▶ _ЗАДАНИЕ_:
Ответьте на вопросы по отрывку об Арсении:
1. На какой кафедре и в каком университете преподавал Арсений?
2. Кого отрывок называет в числе тех, кто учился у Арсения?
3. Где, согласно последней фразе отрывка, была главная жизнь Арсения?

В таких вот порывах искренних и поступках безотлагательных, раз – и сделано, и чего там размусоливать, – весь Арсений. 
Читал он стихи и лирические, но и это была философская лирика, очень чанышевская, настолько оригинальная, что чего-нибудь аналогичного больше я не припомню, хотя и читал и слышал в жизни своей, наверное, необычной, великое множество поэтических, так назову их, по возникшей прихоти, или же по капризу мгновенному, текстов. 

А ещё Арсений, старинный, старший мой друг многолетний, Арсений свет Николаевич, преподавал на кафедре философии в МГУ и лицом был вполне легальным, приметным, официальным, не без некоторой солидности.
Занятно, что кое-какие приятели и знакомые мои – у него учились. 
Например, тот же Коля Боков, который Арсения очень любил всегда и уважал. 
Да и как его было, действительно, не любить и не уважать? 
Был он достопримечательностью своей, вроде дома родного ставшей с годами кафедры и любимцем всего факультета.
Он читал, семестр за семестром, студентам университетским лекции, принимал, когда начиналась сессия очередная, зачёты и экзамены, ставил оценки, корил нерадивых, приветствовал старательных, словом, был опытным преподавателем, писал статьи философские и научные сложные книги. 
Он воспитывал учеников. 
У него был, как я понимаю, настоящий педагогический дар, большая редкость, от Бога. 
Те, кто в былые годы у него учились, уверен я, это всенепременно и охотно сейчас подтвердят. 
Он много доброго сделал – на ниве нашего, стойкого, в бедах и в горестях выжившего, закалённого просвещения. 
Без него и в университете-то чего-то хорошего, нужного, крайне важного, недоставало бы. 
Звена какого-нибудь, без которого – ну никак невозможно существовать. 
А может быть – ясного, тихого, благодатного, долгого света. 
Сколько лет живу я в Москве – столько лет и Арсений, надо же, всё там же, в университете, потихоньку преподаёт. 
И до этого – преподавал. 
И сейчас, а ему – за семьдесят, преподаёт. Привык. 
Да к тому же ещё, это факт, он просто незаменим.
Некем его заметить.
Другого такого – нет.
И не будет. Уж так выходит.
Есть – Арсений. Один он такой.
Духовидец. Хранитель света.

Но основная, главная, важнейшая его жизнь – была там, в его стихах.

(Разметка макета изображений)
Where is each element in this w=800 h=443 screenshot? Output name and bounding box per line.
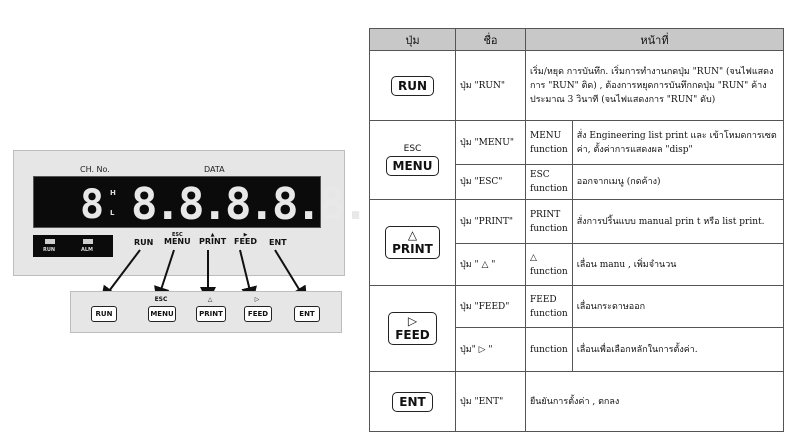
print-key-label: PRINT [392,242,433,256]
header-name: ชื่อ [455,28,526,51]
cell-name: ปุ่ม" ▷ " [455,327,526,372]
panel-run-key-label: RUN [134,238,154,247]
arrow-feed [239,249,257,303]
cell-name: ปุ่ม " △ " [455,243,526,286]
button-strip: RUN ESC MENU △ PRINT ▷ FEED ENT [70,291,342,333]
l-indicator: L [110,209,115,217]
arrow-run [100,249,141,303]
table-row: △ PRINT ปุ่ม "PRINT" PRINT function สั่ง… [369,199,785,286]
arrow-menu [154,249,175,303]
panel-menu-key[interactable]: ESC MENU [164,232,191,249]
strip-feed-button[interactable]: FEED [244,306,272,322]
up-triangle-icon: ▲ [210,232,215,238]
panel-run-key[interactable]: RUN [134,236,154,250]
panel-esc-label: ESC [171,232,183,238]
table-row: ESC MENU ปุ่ม "MENU" MENU function สั่ง … [369,120,785,200]
cell-key: ▷ FEED [369,285,456,372]
run-led [45,239,55,244]
cell-fn: MENU function [525,120,573,165]
header-button: ปุ่ม [369,28,456,51]
right-triangle-icon: ▷ [407,314,418,328]
recorder-front-panel: CH. No. DATA 8 H L 8.8.8.8.8. RUN ALM RU… [13,150,369,276]
cell-key: RUN [369,50,456,121]
cell-desc: สั่ง Engineering list print และ เข้าโหมด… [571,120,785,165]
alm-led [83,239,93,244]
table-row: ปุ่ม "ESC" ESC function ออกจากเมนู (กดค้… [370,164,785,200]
ch-no-label: CH. No. [80,165,110,174]
cell-fn: ESC function [525,164,573,200]
cell-fn: △ function [525,243,573,286]
table-row: ปุ่ม" ▷ " function เลื่อนเพื่อเลือกหลักใ… [370,327,785,372]
panel-feed-key-label: FEED [234,237,258,246]
cell-key: ESC MENU [369,120,456,200]
panel-ent-key-label: ENT [269,238,287,247]
data-digits: 8.8.8.8.8. [131,179,369,230]
h-indicator: H [110,189,116,197]
strip-ent-button[interactable]: ENT [294,306,320,322]
run-key: RUN [390,75,435,96]
button-function-table: ปุ่ม ชื่อ หน้าที่ RUN ปุ่ม "RUN" เริ่ม/ห… [369,28,785,432]
table-row: ▷ FEED ปุ่ม "FEED" FEED function เลื่อนก… [369,285,785,372]
cell-fn: FEED function [525,285,573,328]
callout-arrows [100,249,308,303]
right-triangle-icon: ▶ [243,232,248,238]
cell-name: ปุ่ม "PRINT" [455,199,526,244]
panel-print-key[interactable]: ▲ PRINT [199,232,227,249]
menu-key: MENU [385,156,440,176]
cell-name: ปุ่ม "ENT" [455,371,526,432]
panel-ent-key[interactable]: ENT [269,236,287,250]
table-header-row: ปุ่ม ชื่อ หน้าที่ [369,28,784,51]
header-function: หน้าที่ [525,28,784,51]
panel-feed-key[interactable]: ▶ FEED [234,232,258,249]
ent-key: ENT [392,391,433,412]
alm-led-label: ALM [81,247,94,253]
table-row: ENT ปุ่ม "ENT" ยืนยันการตั้งค่า , ตกลง [369,371,784,432]
seven-segment-display: 8 H L 8.8.8.8.8. [33,176,369,230]
feed-key-label: FEED [395,328,430,342]
strip-print-button[interactable]: PRINT [196,306,226,322]
cell-name: ปุ่ม "ESC" [455,164,526,200]
cell-desc: เริ่ม/หยุด การบันทึก. เริ่มการทำงานกดปุ่… [525,50,784,121]
cell-desc: สั่งการปริ้นแบบ manual prin t หรือ list … [571,199,785,244]
cell-fn: PRINT function [525,199,573,244]
panel-menu-key-label: MENU [164,237,191,246]
table-row: RUN ปุ่ม "RUN" เริ่ม/หยุด การบันทึก. เริ… [369,50,784,121]
data-label: DATA [204,165,225,174]
cell-name: ปุ่ม "RUN" [455,50,526,121]
feed-key: ▷ FEED [388,312,437,345]
strip-esc-label: ESC [154,296,168,303]
cell-desc: ออกจากเมนู (กดค้าง) [571,164,785,200]
strip-run-button[interactable]: RUN [91,306,117,322]
cell-key: ENT [369,371,456,432]
up-triangle-icon: △ [407,228,418,242]
right-triangle-icon: ▷ [254,296,260,303]
up-triangle-icon: △ [207,296,213,303]
run-led-label: RUN [43,247,56,253]
print-key: △ PRINT [385,226,440,259]
strip-menu-button[interactable]: MENU [148,306,176,322]
esc-key-label: ESC [403,144,422,154]
panel-print-key-label: PRINT [199,237,227,246]
cell-desc: ยืนยันการตั้งค่า , ตกลง [525,371,784,432]
cell-fn: function [525,327,573,372]
cell-key: △ PRINT [369,199,456,286]
cell-name: ปุ่ม "FEED" [455,285,526,328]
cell-desc: เลื่อนกระดาษออก [571,285,785,328]
status-led-block: RUN ALM [33,235,113,257]
channel-digit: 8 [80,182,105,228]
cell-desc: เลื่อนเพื่อเลือกหลักในการตั้งค่า. [571,327,785,372]
arrow-ent [274,249,308,303]
cell-desc: เลื่อน manu , เพิ่มจำนวน [571,243,785,286]
cell-name: ปุ่ม "MENU" [455,120,526,165]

▶ _ПИСЬМЕННЫЙ ОТВЕТ_:
1. На кафедре философии в МГУ.
2. Колю Бокова.
3. В его стихах.